_Requirements_
Reproduce the data below verbatim, from its first line through the line containing "table-header-row-year-end: 2021 年末", with both of those lines included.

----- Data

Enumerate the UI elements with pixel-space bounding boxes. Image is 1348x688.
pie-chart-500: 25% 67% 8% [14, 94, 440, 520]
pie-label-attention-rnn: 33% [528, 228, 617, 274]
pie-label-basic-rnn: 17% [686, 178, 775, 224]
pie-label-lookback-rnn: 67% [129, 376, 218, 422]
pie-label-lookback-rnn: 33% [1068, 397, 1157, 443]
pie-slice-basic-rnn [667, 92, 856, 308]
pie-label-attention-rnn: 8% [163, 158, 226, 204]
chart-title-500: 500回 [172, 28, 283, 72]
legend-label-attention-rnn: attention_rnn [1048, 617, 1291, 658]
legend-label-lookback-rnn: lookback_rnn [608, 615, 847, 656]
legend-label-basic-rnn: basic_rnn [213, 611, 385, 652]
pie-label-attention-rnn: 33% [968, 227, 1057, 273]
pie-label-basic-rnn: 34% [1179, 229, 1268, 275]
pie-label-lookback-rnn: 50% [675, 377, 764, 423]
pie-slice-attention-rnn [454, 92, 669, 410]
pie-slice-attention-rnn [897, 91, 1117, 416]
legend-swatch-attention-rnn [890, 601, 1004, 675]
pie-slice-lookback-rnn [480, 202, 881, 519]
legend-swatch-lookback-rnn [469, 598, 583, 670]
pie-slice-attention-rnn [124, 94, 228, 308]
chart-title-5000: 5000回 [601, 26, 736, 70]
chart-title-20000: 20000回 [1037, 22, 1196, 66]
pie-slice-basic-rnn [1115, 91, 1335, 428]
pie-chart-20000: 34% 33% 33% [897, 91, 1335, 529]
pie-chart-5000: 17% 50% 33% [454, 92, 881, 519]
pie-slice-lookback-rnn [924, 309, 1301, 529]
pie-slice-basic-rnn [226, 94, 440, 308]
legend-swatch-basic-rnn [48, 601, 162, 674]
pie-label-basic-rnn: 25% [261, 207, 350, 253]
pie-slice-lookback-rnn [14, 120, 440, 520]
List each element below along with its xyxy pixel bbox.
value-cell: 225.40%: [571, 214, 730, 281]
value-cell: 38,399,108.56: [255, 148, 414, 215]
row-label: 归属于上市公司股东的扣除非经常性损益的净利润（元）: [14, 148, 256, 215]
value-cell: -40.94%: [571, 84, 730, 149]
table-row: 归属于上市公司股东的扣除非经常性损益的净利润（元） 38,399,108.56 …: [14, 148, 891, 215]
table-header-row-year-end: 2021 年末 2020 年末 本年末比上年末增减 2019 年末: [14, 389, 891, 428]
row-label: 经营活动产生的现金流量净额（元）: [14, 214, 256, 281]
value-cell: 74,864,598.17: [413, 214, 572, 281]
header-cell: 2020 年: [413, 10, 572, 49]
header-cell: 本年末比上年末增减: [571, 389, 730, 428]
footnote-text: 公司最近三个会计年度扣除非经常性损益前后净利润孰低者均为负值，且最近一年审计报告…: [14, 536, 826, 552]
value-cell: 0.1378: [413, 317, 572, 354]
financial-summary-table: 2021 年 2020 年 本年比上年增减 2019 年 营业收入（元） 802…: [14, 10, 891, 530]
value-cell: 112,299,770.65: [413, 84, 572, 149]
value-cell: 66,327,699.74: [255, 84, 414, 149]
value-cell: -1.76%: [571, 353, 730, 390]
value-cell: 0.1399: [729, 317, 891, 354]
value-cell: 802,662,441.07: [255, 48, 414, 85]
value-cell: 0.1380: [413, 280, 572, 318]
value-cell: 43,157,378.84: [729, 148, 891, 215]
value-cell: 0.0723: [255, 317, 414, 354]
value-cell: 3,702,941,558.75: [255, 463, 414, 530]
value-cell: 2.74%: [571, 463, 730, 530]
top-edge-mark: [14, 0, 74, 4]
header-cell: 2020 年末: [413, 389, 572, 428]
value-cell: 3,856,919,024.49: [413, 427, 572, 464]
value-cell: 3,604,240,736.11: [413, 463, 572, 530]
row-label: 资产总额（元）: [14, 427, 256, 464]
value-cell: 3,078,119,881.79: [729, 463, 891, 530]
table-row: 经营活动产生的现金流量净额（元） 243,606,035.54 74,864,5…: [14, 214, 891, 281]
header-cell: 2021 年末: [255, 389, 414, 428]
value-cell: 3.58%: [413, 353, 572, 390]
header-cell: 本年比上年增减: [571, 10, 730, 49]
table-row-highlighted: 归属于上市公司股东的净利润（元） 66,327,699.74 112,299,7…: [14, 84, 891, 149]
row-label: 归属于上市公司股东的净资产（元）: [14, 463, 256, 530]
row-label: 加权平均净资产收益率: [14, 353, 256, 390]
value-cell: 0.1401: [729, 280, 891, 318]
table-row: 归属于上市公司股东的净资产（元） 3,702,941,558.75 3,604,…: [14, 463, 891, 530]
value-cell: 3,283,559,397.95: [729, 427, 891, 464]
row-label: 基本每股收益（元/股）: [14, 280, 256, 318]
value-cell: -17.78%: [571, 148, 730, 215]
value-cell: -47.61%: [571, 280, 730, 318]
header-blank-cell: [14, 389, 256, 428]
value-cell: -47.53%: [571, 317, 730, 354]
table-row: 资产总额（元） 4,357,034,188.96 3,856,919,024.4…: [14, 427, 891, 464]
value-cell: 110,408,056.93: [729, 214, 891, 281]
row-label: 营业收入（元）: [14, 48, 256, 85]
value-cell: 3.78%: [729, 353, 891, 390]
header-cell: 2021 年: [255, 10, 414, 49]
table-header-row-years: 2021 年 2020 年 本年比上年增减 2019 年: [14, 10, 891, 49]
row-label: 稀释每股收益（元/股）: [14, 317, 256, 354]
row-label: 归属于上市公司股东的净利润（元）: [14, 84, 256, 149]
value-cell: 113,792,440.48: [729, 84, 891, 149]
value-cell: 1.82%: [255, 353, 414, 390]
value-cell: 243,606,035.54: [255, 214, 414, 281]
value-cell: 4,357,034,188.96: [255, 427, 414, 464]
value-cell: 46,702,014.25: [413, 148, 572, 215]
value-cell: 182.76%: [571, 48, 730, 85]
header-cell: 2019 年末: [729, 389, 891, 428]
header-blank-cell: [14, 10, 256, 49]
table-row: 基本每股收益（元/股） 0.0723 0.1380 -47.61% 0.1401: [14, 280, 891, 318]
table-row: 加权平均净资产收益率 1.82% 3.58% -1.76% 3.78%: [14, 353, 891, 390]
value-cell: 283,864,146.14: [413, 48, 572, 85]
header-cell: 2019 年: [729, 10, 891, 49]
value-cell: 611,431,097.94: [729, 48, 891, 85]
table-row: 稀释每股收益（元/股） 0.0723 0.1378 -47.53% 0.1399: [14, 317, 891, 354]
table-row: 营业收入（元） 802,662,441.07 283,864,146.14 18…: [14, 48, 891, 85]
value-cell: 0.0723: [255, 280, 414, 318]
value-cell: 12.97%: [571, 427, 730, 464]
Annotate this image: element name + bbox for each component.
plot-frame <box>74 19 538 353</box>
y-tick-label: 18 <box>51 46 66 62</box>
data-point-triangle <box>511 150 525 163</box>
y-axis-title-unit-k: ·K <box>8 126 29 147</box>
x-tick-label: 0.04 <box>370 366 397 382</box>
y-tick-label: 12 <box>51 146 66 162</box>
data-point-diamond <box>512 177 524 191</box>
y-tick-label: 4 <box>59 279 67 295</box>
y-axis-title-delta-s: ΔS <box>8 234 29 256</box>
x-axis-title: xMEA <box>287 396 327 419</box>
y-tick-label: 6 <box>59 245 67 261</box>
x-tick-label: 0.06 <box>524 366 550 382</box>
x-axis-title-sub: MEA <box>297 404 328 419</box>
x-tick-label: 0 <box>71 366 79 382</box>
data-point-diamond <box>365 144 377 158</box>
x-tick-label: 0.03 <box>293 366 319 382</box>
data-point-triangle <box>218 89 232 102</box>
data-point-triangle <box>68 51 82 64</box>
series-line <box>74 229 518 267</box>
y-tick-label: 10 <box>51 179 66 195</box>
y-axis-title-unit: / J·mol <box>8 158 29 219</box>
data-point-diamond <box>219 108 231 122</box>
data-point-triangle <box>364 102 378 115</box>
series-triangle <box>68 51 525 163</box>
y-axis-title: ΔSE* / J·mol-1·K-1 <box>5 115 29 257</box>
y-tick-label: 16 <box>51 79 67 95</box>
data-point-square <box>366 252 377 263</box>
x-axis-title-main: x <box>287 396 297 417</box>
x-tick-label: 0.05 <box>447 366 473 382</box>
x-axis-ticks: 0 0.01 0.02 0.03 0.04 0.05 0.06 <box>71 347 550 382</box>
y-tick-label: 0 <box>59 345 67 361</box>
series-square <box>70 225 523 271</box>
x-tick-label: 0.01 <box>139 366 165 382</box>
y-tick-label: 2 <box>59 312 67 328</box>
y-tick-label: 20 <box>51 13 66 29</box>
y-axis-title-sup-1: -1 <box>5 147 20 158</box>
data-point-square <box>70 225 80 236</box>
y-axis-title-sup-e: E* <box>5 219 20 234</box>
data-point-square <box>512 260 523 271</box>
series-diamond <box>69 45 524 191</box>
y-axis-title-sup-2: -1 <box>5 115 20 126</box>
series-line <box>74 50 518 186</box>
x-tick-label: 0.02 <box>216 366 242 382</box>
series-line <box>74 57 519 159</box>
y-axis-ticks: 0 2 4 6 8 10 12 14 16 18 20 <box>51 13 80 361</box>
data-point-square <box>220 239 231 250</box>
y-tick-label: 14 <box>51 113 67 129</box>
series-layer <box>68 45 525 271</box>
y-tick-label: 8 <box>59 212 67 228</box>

----------

_The response_
Enumerate the UI elements with pixel-space bounding boxes. Image is 1348x688.
pie-chart-500: 25% 67% 8% [14, 94, 440, 520]
pie-label-attention-rnn: 33% [528, 228, 617, 274]
pie-label-basic-rnn: 17% [686, 178, 775, 224]
pie-label-lookback-rnn: 67% [129, 376, 218, 422]
pie-label-lookback-rnn: 33% [1068, 397, 1157, 443]
pie-slice-basic-rnn [667, 92, 856, 308]
pie-label-attention-rnn: 8% [163, 158, 226, 204]
chart-title-500: 500回 [172, 28, 283, 72]
legend-label-attention-rnn: attention_rnn [1048, 617, 1291, 658]
legend-label-lookback-rnn: lookback_rnn [608, 615, 847, 656]
legend-label-basic-rnn: basic_rnn [213, 611, 385, 652]
pie-label-attention-rnn: 33% [968, 227, 1057, 273]
pie-label-basic-rnn: 34% [1179, 229, 1268, 275]
pie-label-lookback-rnn: 50% [675, 377, 764, 423]
pie-slice-attention-rnn [454, 92, 669, 410]
pie-slice-attention-rnn [897, 91, 1117, 416]
legend-swatch-attention-rnn [890, 601, 1004, 675]
pie-slice-lookback-rnn [480, 202, 881, 519]
legend-swatch-lookback-rnn [469, 598, 583, 670]
pie-slice-attention-rnn [124, 94, 228, 308]
chart-title-5000: 5000回 [601, 26, 736, 70]
chart-title-20000: 20000回 [1037, 22, 1196, 66]
pie-slice-basic-rnn [1115, 91, 1335, 428]
pie-chart-20000: 34% 33% 33% [897, 91, 1335, 529]
pie-chart-5000: 17% 50% 33% [454, 92, 881, 519]
pie-slice-lookback-rnn [924, 309, 1301, 529]
pie-slice-basic-rnn [226, 94, 440, 308]
legend-swatch-basic-rnn [48, 601, 162, 674]
pie-label-basic-rnn: 25% [261, 207, 350, 253]
pie-slice-lookback-rnn [14, 120, 440, 520]
List each element below along with its xyxy pixel bbox.
value-cell: 225.40%: [571, 214, 730, 281]
value-cell: 38,399,108.56: [255, 148, 414, 215]
row-label: 归属于上市公司股东的扣除非经常性损益的净利润（元）: [14, 148, 256, 215]
value-cell: -40.94%: [571, 84, 730, 149]
table-row: 归属于上市公司股东的扣除非经常性损益的净利润（元） 38,399,108.56 …: [14, 148, 891, 215]
table-header-row-year-end: 2021 年末 2020 年末 本年末比上年末增减 2019 年末: [14, 389, 891, 428]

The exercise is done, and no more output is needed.